- **Exercise brief**
Return each entry exactly, omitting nothing.

- **Record extracts**
+ + + + +
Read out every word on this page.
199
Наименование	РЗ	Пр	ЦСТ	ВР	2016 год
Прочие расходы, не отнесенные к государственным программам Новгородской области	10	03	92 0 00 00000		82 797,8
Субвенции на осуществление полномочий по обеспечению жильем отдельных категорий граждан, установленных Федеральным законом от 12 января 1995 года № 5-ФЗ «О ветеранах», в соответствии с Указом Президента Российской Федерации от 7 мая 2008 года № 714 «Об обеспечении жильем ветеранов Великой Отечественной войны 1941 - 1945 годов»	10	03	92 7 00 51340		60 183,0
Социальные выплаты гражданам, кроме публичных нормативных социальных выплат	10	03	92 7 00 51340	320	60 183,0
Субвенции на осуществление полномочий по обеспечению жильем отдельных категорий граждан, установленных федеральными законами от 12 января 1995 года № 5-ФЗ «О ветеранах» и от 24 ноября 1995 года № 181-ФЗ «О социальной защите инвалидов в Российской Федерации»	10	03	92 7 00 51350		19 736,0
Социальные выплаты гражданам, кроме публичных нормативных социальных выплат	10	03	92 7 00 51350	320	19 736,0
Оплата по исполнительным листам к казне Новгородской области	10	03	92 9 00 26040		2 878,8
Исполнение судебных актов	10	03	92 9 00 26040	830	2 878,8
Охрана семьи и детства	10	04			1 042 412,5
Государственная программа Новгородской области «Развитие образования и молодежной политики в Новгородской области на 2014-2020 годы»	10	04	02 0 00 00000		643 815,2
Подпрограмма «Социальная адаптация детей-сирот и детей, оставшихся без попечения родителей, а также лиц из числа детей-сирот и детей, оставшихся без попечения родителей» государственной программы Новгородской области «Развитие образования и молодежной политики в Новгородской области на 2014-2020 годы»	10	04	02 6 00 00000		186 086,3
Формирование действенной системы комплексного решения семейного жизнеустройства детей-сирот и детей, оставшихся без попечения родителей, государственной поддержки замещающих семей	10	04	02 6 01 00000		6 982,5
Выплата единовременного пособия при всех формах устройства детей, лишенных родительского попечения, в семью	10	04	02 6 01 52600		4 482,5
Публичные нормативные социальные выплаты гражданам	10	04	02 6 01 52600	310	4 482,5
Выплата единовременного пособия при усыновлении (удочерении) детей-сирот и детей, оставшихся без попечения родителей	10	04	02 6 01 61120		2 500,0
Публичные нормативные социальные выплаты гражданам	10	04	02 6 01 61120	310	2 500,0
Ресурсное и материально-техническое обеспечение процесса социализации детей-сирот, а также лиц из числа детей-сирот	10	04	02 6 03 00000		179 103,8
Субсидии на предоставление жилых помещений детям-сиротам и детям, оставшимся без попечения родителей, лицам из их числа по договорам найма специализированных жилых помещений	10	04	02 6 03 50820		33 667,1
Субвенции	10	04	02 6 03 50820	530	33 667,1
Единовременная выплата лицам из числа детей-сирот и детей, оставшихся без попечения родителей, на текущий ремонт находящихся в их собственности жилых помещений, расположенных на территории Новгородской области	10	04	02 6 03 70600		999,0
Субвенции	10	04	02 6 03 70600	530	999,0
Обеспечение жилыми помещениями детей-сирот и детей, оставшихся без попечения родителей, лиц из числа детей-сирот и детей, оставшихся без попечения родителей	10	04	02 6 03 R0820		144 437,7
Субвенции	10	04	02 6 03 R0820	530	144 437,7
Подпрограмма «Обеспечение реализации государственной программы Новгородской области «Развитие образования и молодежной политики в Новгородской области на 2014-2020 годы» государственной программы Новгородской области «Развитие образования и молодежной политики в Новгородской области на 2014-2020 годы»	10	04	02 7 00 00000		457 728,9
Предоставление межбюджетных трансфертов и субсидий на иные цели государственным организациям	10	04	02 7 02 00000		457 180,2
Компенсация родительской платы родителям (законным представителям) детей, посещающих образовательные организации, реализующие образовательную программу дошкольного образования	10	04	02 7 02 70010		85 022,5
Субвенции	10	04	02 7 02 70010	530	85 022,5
+ + + + +
- **Solution to the problem**
Read out every word on this page.
199
Наименование	РЗ	Пр	ЦСТ	ВР	2016 год
Прочие расходы, не отнесенные к государственным программам Новгородской области	10	03	92 0 00 00000		82 797,8
Субвенции на осуществление полномочий по обеспечению жильем отдельных категорий граждан, установленных Федеральным законом от 12 января 1995 года № 5-ФЗ «О ветеранах», в соответствии с Указом Президента Российской Федерации от 7 мая 2008 года № 714 «Об обеспечении жильем ветеранов Великой Отечественной войны 1941 - 1945 годов»	10	03	92 7 00 51340		60 183,0
Социальные выплаты гражданам, кроме публичных нормативных социальных выплат	10	03	92 7 00 51340	320	60 183,0
Субвенции на осуществление полномочий по обеспечению жильем отдельных категорий граждан, установленных федеральными законами от 12 января 1995 года № 5-ФЗ «О ветеранах» и от 24 ноября 1995 года № 181-ФЗ «О социальной защите инвалидов в Российской Федерации»	10	03	92 7 00 51350		19 736,0
Социальные выплаты гражданам, кроме публичных нормативных социальных выплат	10	03	92 7 00 51350	320	19 736,0
Оплата по исполнительным листам к казне Новгородской области	10	03	92 9 00 26040		2 878,8
Исполнение судебных актов	10	03	92 9 00 26040	830	2 878,8
Охрана семьи и детства	10	04			1 042 412,5
Государственная программа Новгородской области «Развитие образования и молодежной политики в Новгородской области на 2014-2020 годы»	10	04	02 0 00 00000		643 815,2
Подпрограмма «Социальная адаптация детей-сирот и детей, оставшихся без попечения родителей, а также лиц из числа детей-сирот и детей, оставшихся без попечения родителей» государственной программы Новгородской области «Развитие образования и молодежной политики в Новгородской области на 2014-2020 годы»	10	04	02 6 00 00000		186 086,3
Формирование действенной системы комплексного решения семейного жизнеустройства детей-сирот и детей, оставшихся без попечения родителей, государственной поддержки замещающих семей	10	04	02 6 01 00000		6 982,5
Выплата единовременного пособия при всех формах устройства детей, лишенных родительского попечения, в семью	10	04	02 6 01 52600		4 482,5
Публичные нормативные социальные выплаты гражданам	10	04	02 6 01 52600	310	4 482,5
Выплата единовременного пособия при усыновлении (удочерении) детей-сирот и детей, оставшихся без попечения родителей	10	04	02 6 01 61120		2 500,0
Публичные нормативные социальные выплаты гражданам	10	04	02 6 01 61120	310	2 500,0
Ресурсное и материально-техническое обеспечение процесса социализации детей-сирот, а также лиц из числа детей-сирот	10	04	02 6 03 00000		179 103,8
Субсидии на предоставление жилых помещений детям-сиротам и детям, оставшимся без попечения родителей, лицам из их числа по договорам найма специализированных жилых помещений	10	04	02 6 03 50820		33 667,1
Субвенции	10	04	02 6 03 50820	530	33 667,1
Единовременная выплата лицам из числа детей-сирот и детей, оставшихся без попечения родителей, на текущий ремонт находящихся в их собственности жилых помещений, расположенных на территории Новгородской области	10	04	02 6 03 70600		999,0
Субвенции	10	04	02 6 03 70600	530	999,0
Обеспечение жилыми помещениями детей-сирот и детей, оставшихся без попечения родителей, лиц из числа детей-сирот и детей, оставшихся без попечения родителей	10	04	02 6 03 R0820		144 437,7
Субвенции	10	04	02 6 03 R0820	530	144 437,7
Подпрограмма «Обеспечение реализации государственной программы Новгородской области «Развитие образования и молодежной политики в Новгородской области на 2014-2020 годы» государственной программы Новгородской области «Развитие образования и молодежной политики в Новгородской области на 2014-2020 годы»	10	04	02 7 00 00000		457 728,9
Предоставление межбюджетных трансфертов и субсидий на иные цели государственным организациям	10	04	02 7 02 00000		457 180,2
Компенсация родительской платы родителям (законным представителям) детей, посещающих образовательные организации, реализующие образовательную программу дошкольного образования	10	04	02 7 02 70010		85 022,5
Субвенции	10	04	02 7 02 70010	530	85 022,5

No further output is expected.